Your task is to print the material below exactly as presented.

• Supplied data
▬▬▬

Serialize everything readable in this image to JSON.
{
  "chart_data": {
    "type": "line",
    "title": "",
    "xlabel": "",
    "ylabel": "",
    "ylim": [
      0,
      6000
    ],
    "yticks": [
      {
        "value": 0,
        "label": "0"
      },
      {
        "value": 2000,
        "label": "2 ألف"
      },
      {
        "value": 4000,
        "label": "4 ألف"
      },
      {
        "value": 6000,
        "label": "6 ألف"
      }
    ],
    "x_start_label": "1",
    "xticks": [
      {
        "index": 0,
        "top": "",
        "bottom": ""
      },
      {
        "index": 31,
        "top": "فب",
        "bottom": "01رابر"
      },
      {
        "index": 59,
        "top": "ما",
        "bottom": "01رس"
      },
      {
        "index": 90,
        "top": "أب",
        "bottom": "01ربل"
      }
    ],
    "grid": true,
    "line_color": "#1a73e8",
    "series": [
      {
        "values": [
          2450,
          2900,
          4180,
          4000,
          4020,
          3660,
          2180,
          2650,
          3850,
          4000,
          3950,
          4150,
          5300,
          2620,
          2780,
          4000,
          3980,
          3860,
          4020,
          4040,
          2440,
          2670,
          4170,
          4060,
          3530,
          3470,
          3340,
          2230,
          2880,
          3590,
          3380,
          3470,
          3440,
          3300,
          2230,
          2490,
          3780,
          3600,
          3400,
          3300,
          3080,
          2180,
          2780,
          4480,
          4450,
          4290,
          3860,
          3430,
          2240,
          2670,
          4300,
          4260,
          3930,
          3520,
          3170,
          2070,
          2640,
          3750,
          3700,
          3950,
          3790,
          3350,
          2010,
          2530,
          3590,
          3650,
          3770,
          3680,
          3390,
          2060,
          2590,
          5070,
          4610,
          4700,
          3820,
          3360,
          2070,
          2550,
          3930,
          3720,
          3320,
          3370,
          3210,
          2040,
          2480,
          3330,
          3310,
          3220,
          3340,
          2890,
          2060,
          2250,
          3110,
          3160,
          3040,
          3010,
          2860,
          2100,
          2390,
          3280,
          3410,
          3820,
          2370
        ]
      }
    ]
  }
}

▬▬▬

• Exercise answer
Serialize everything readable in this image to JSON.
{
  "chart_data": {
    "type": "line",
    "title": "",
    "xlabel": "",
    "ylabel": "",
    "ylim": [
      0,
      6000
    ],
    "yticks": [
      {
        "value": 0,
        "label": "0"
      },
      {
        "value": 2000,
        "label": "2 ألف"
      },
      {
        "value": 4000,
        "label": "4 ألف"
      },
      {
        "value": 6000,
        "label": "6 ألف"
      }
    ],
    "x_start_label": "1",
    "xticks": [
      {
        "index": 0,
        "top": "",
        "bottom": ""
      },
      {
        "index": 31,
        "top": "فب",
        "bottom": "01رابر"
      },
      {
        "index": 59,
        "top": "ما",
        "bottom": "01رس"
      },
      {
        "index": 90,
        "top": "أب",
        "bottom": "01ربل"
      }
    ],
    "grid": true,
    "line_color": "#1a73e8",
    "series": [
      {
        "values": [
          2450,
          2900,
          4180,
          4000,
          4020,
          3660,
          2180,
          2650,
          3850,
          4000,
          3950,
          4150,
          5300,
          2620,
          2780,
          4000,
          3980,
          3860,
          4020,
          4040,
          2440,
          2670,
          4170,
          4060,
          3530,
          3470,
          3340,
          2230,
          2880,
          3590,
          3380,
          3470,
          3440,
          3300,
          2230,
          2490,
          3780,
          3600,
          3400,
          3300,
          3080,
          2180,
          2780,
          4480,
          4450,
          4290,
          3860,
          3430,
          2240,
          2670,
          4300,
          4260,
          3930,
          3520,
          3170,
          2070,
          2640,
          3750,
          3700,
          3950,
          3790,
          3350,
          2010,
          2530,
          3590,
          3650,
          3770,
          3680,
          3390,
          2060,
          2590,
          5070,
          4610,
          4700,
          3820,
          3360,
          2070,
          2550,
          3930,
          3720,
          3320,
          3370,
          3210,
          2040,
          2480,
          3330,
          3310,
          3220,
          3340,
          2890,
          2060,
          2250,
          3110,
          3160,
          3040,
          3010,
          2860,
          2100,
          2390,
          3280,
          3410,
          3820,
          2370
        ]
      }
    ]
  }
}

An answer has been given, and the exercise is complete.